• _EXERCISE INPUTS_:

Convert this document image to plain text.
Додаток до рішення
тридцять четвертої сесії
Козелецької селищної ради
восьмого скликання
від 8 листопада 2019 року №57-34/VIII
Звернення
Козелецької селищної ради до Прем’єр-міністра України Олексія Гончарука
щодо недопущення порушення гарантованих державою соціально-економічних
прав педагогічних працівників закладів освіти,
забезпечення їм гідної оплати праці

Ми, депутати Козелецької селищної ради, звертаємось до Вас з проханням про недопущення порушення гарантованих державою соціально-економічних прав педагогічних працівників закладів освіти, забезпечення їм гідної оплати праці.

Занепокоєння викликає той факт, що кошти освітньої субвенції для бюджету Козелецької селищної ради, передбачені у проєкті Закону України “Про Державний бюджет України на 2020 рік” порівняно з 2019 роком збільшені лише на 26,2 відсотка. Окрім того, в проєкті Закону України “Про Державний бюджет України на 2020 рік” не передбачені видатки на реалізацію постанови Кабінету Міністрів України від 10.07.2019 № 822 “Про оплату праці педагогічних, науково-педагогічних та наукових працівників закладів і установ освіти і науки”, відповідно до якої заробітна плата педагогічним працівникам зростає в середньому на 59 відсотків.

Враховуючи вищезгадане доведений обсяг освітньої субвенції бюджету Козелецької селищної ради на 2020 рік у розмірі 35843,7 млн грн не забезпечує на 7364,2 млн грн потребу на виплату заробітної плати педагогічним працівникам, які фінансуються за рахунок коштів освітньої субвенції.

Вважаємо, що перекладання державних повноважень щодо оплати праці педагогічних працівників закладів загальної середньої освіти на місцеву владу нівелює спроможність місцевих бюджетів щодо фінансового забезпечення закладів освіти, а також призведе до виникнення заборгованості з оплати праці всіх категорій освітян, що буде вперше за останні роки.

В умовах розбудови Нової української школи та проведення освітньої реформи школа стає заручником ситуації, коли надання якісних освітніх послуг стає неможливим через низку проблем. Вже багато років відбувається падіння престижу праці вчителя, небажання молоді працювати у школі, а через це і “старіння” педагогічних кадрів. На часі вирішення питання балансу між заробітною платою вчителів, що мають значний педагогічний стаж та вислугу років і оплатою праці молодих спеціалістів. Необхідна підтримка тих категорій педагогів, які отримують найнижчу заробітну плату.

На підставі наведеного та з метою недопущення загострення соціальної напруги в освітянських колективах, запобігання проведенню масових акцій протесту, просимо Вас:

• _DO THIS_:
Pick out lines containing the word "державою", each one as written.

• _OUTPUT_:
щодо недопущення порушення гарантованих державою соціально-економічних
Ми, депутати Козелецької селищної ради, звертаємось до Вас з проханням про недопущення порушення гарантованих державою соціально-економічних прав педагогічних працівників закладів освіти, забезпечення їм гідної оплати праці.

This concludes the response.